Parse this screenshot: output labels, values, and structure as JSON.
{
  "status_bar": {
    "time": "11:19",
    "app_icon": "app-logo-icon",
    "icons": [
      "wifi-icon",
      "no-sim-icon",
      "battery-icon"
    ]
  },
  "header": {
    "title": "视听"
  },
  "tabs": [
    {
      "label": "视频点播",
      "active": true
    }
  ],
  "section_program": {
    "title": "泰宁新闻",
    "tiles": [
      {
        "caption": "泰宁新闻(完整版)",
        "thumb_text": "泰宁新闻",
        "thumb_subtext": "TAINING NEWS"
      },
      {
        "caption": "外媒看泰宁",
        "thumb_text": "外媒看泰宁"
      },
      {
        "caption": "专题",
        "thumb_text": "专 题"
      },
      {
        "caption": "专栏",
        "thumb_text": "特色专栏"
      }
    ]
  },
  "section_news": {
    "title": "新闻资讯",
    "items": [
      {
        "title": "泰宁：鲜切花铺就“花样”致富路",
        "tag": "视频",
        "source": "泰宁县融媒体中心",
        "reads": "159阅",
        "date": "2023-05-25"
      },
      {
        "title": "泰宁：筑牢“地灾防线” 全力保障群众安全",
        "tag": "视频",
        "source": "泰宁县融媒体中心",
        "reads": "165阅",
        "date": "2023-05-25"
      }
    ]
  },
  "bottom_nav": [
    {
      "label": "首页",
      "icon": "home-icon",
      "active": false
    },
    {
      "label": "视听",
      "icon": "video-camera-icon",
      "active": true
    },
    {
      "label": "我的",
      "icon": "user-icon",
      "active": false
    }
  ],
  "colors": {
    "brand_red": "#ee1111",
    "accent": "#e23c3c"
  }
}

::::::::::

*Problem to work on:* Copy out each record, keeping every word as it is.

*Result of this task:*
Parse this screenshot: output labels, values, and structure as JSON.
{
  "status_bar": {
    "time": "11:19",
    "app_icon": "app-logo-icon",
    "icons": [
      "wifi-icon",
      "no-sim-icon",
      "battery-icon"
    ]
  },
  "header": {
    "title": "视听"
  },
  "tabs": [
    {
      "label": "视频点播",
      "active": true
    }
  ],
  "section_program": {
    "title": "泰宁新闻",
    "tiles": [
      {
        "caption": "泰宁新闻(完整版)",
        "thumb_text": "泰宁新闻",
        "thumb_subtext": "TAINING NEWS"
      },
      {
        "caption": "外媒看泰宁",
        "thumb_text": "外媒看泰宁"
      },
      {
        "caption": "专题",
        "thumb_text": "专 题"
      },
      {
        "caption": "专栏",
        "thumb_text": "特色专栏"
      }
    ]
  },
  "section_news": {
    "title": "新闻资讯",
    "items": [
      {
        "title": "泰宁：鲜切花铺就“花样”致富路",
        "tag": "视频",
        "source": "泰宁县融媒体中心",
        "reads": "159阅",
        "date": "2023-05-25"
      },
      {
        "title": "泰宁：筑牢“地灾防线” 全力保障群众安全",
        "tag": "视频",
        "source": "泰宁县融媒体中心",
        "reads": "165阅",
        "date": "2023-05-25"
      }
    ]
  },
  "bottom_nav": [
    {
      "label": "首页",
      "icon": "home-icon",
      "active": false
    },
    {
      "label": "视听",
      "icon": "video-camera-icon",
      "active": true
    },
    {
      "label": "我的",
      "icon": "user-icon",
      "active": false
    }
  ],
  "colors": {
    "brand_red": "#ee1111",
    "accent": "#e23c3c"
  }
}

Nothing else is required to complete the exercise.